__CHALLENGE__
Duplicate the passage of the Montana bike tour account below, starting with "June 1 - No" and going on through "just too rough.".

__EXTRACT__
□ □ □

Caryl and Brian's World Bike Tour

Northwest Tour 2011 VI - Montana Great Parks North

Back Home Up Next


Missoula, MT to Baynes Lake, BC

June 1 to June 6, 2011

Start 63,964 miles (102,342 km) cumulative:

End 64,237 miles (102,779 km) cumulative


Mountain goat symbol on the Northern Pacific Railway





The rivers run high around Missoula

Give up trying to ride in pouring rain, pizza’s better

The road along Swan Valley really isn’t all that great riding

Sunshine and blue sky takes us into Kalispell

Why are Kalispell teens so rude?

What’s a “bruck”?

Wifi in a USFS campground, amazing.

No free food at Eureka, too bad.

The US/Canadian border ain’t what it used to be.

You won’t find much at Grasmere.


June 1 - No passes today


Riding east out of Missoula you travel along the banks of the Blackfoot River for miles.  The first time we rode this stretch there were rafters out on the river.  The second and third time, there were rafters.  This time, not a rafter in sight.  Maybe it was just too rough. 


We’d heard that just a week or two earlier one kayaker in a kayaking competition in downtown Missoula was swept down river.  He hasn’t been seen or heard of since.  Hearing that someone who can qualify for competitions got swept away gives an indication of just how high the river is running.


To the east of missoula is the much smaller town of Bonner.  This is an old lumber mill company town.  You can tell by the large lumber company buildings and the identical houses lined in a row.


We met a fellow who used to work at the mill.  He told us that back in the 80s there were a bunch of small and large milling operations working in and around Missoula.  Today, almost all are out of business.  He says it was a combination of bad forest management practices and NAFTA.  Evidently it cost less to get stripped veneer from Canada than it did to strip the wood locally.  Same for plywood.  So it wasn’t just the environmentalists that destroyed Montana’s lumber industry.  It was trading policy as well


Once we left the Blackfoot river we began a slow climb to the large valley surrounding the little town of Potomoc.  This consists of just about a church and cafe.  We recall that in 2003 when we rode west through this valley it had become a large tent town.  Firefighters had taken up quarters throughout the valley for just about the entire summer.  2003 was a really bad fire season and the entire valley was filled with smoke.  This time the fields were green and empty.


At the intersection of route 200 and 83 sits a small store that’s been there for as long as we’ve passed through this region.  Stoney’s has gas pumps and just a bare minimum amount of food products.  You could make a meal, but not easily.  There is some hot food available plus a restaurant as well.  However, we always recall and were once again reminded, the prices are very high.  Perhaps the most famous item is the large plastic cow statue on the corner.  Advertising ice cream I guess.

□ □ □

__ENTRIES SUPPLIED__
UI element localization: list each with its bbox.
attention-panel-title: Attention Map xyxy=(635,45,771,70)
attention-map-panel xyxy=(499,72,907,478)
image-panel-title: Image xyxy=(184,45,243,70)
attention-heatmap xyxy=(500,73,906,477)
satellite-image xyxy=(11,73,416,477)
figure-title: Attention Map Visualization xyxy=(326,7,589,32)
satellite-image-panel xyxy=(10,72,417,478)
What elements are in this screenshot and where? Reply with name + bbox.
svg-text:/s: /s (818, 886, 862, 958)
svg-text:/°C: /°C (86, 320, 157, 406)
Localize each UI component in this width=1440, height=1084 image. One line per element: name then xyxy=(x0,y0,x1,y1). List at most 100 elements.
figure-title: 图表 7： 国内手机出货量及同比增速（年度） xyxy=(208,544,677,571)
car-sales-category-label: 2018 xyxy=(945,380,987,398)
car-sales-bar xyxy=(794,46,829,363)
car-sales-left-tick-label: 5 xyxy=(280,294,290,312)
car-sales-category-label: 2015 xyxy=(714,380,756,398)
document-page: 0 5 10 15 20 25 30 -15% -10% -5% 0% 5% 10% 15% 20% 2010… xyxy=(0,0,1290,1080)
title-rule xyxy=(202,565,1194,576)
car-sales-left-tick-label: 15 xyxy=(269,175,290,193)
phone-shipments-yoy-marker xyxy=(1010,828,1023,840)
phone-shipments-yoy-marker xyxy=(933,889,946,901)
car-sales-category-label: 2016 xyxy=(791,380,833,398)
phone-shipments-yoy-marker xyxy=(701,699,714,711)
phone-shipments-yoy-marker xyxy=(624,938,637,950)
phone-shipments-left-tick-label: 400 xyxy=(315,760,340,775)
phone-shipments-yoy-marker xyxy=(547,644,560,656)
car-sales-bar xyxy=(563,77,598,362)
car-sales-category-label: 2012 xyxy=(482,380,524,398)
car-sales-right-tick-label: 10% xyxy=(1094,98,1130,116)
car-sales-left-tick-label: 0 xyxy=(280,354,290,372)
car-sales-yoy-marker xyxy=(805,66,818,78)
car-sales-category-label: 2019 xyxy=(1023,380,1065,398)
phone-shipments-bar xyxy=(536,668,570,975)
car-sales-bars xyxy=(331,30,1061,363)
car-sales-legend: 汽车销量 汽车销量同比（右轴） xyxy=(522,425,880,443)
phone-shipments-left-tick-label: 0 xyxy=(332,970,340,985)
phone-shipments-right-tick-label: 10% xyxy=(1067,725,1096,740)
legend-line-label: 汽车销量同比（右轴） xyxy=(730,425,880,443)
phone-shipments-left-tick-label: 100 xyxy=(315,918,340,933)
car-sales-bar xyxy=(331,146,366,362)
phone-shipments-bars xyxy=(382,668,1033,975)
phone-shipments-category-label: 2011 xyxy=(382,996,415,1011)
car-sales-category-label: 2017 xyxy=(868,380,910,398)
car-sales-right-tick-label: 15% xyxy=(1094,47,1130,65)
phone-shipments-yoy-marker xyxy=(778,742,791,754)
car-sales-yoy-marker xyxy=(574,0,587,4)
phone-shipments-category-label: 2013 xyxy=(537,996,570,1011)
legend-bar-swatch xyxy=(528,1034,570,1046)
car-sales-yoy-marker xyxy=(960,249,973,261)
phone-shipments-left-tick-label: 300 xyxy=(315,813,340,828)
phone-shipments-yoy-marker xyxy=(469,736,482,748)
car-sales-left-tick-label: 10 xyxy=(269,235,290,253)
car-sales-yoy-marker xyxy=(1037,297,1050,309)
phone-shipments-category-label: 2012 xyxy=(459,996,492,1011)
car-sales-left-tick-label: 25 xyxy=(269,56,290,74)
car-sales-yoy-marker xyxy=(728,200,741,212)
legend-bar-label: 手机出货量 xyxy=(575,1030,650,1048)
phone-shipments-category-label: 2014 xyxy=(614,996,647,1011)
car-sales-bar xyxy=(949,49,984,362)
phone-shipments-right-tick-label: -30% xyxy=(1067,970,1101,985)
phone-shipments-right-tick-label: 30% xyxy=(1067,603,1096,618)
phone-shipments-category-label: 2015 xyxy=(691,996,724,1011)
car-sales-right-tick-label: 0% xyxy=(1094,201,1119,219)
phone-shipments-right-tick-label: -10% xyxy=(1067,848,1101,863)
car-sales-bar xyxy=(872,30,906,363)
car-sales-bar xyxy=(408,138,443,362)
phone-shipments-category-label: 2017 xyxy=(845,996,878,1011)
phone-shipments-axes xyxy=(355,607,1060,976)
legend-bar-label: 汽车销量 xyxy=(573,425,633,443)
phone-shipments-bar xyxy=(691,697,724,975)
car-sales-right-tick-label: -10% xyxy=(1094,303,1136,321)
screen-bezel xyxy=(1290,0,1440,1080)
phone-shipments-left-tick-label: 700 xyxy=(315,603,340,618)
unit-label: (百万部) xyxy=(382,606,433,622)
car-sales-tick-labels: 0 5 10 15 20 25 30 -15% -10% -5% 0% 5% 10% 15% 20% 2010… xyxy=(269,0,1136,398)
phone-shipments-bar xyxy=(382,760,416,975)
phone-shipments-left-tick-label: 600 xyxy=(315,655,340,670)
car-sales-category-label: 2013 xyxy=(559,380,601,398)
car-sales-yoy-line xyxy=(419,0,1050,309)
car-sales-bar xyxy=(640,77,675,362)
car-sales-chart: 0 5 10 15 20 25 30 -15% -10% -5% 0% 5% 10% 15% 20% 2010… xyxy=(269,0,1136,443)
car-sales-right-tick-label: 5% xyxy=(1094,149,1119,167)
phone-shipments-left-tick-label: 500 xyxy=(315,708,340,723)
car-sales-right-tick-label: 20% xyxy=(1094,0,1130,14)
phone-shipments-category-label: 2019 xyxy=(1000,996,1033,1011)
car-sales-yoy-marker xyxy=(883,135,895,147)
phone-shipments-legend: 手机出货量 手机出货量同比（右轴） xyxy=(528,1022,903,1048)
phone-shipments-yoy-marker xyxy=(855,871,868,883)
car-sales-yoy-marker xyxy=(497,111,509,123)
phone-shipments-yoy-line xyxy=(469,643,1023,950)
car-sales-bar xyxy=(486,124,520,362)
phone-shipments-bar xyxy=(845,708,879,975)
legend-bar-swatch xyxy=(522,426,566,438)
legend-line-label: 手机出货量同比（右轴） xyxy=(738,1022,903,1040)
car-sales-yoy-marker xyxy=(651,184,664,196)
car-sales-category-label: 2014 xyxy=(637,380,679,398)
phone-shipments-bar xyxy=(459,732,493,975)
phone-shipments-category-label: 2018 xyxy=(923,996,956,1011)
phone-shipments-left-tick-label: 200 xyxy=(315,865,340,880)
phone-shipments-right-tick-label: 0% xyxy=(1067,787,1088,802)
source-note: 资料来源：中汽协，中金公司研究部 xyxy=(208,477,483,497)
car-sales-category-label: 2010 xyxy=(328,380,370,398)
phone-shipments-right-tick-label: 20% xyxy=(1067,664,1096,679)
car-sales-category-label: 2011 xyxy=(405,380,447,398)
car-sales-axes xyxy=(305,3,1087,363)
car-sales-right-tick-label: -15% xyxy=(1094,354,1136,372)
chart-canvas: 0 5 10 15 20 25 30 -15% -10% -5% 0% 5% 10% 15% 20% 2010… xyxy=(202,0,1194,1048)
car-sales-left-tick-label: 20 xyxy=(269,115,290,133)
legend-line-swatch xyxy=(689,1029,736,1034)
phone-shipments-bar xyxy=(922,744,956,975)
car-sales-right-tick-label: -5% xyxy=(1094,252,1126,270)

□ □ □

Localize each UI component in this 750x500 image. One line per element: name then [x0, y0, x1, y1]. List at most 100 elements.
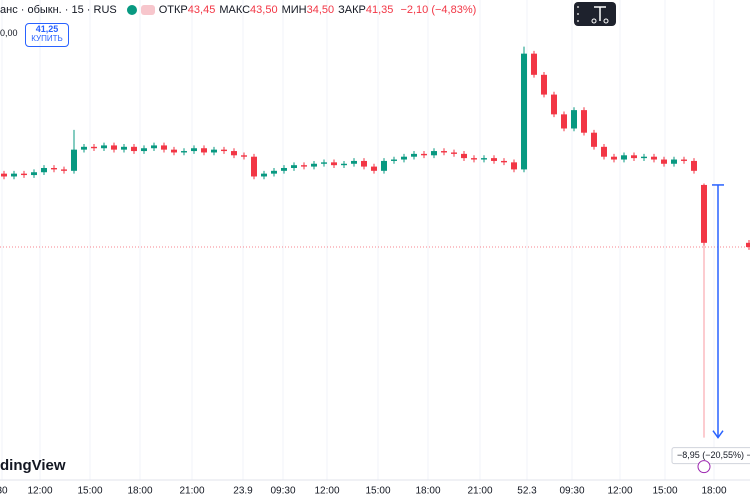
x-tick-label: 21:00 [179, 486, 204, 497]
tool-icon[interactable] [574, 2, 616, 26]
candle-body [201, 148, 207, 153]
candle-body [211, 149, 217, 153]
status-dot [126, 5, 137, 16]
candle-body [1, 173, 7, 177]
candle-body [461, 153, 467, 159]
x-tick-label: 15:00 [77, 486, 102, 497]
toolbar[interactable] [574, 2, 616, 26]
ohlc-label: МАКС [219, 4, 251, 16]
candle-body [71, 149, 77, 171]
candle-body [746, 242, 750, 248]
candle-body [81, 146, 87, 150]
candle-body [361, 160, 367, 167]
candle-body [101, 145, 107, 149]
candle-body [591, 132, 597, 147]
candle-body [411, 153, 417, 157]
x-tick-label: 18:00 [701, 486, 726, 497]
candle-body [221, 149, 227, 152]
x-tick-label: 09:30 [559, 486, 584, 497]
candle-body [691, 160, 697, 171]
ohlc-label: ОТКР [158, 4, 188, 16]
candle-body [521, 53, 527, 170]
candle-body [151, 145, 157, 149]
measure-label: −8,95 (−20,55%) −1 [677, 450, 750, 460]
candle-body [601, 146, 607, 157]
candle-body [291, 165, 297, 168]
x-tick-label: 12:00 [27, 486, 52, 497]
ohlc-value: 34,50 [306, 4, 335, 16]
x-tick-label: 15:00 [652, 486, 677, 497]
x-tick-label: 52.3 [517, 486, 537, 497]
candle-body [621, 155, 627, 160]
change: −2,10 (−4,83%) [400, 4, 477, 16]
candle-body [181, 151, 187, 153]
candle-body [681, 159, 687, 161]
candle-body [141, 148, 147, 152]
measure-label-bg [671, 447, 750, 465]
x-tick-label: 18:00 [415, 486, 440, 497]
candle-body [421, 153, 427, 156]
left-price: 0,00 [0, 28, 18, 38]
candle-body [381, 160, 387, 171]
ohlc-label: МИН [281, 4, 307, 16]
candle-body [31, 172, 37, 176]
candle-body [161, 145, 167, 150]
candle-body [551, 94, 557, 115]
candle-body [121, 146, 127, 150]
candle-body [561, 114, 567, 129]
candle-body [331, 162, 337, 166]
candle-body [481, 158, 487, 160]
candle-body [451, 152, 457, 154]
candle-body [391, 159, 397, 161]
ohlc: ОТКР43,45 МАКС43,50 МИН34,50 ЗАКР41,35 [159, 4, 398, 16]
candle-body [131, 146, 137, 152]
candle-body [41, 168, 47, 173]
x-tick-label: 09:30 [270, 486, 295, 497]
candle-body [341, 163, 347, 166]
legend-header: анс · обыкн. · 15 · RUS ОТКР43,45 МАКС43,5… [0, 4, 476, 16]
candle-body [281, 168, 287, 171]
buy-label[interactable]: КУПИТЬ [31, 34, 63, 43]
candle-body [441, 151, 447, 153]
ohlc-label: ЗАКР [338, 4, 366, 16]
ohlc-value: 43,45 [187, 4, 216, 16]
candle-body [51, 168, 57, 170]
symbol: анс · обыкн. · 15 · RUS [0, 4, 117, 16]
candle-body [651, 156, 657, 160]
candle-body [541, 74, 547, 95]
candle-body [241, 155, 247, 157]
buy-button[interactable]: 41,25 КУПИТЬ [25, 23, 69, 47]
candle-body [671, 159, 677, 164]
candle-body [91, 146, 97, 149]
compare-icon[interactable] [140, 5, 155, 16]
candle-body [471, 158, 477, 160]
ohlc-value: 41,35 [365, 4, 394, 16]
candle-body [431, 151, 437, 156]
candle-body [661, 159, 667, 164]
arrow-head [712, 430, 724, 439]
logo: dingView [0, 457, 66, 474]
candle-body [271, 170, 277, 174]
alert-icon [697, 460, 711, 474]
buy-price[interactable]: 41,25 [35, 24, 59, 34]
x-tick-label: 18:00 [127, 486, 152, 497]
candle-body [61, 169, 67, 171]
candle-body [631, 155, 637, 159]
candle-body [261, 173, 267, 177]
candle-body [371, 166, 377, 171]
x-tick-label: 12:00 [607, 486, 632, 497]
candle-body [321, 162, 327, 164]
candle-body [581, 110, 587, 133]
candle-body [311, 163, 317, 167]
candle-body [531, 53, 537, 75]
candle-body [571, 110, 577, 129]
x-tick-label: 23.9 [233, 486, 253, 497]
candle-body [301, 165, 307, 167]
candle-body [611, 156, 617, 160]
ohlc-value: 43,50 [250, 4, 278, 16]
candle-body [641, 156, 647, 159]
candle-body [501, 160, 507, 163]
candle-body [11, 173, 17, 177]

□ □ □

__THE SOLUTION__
June 1 - No passes today


Riding east out of Missoula you travel along the banks of the Blackfoot River for miles.  The first time we rode this stretch there were rafters out on the river.  The second and third time, there were rafters.  This time, not a rafter in sight.  Maybe it was just too rough.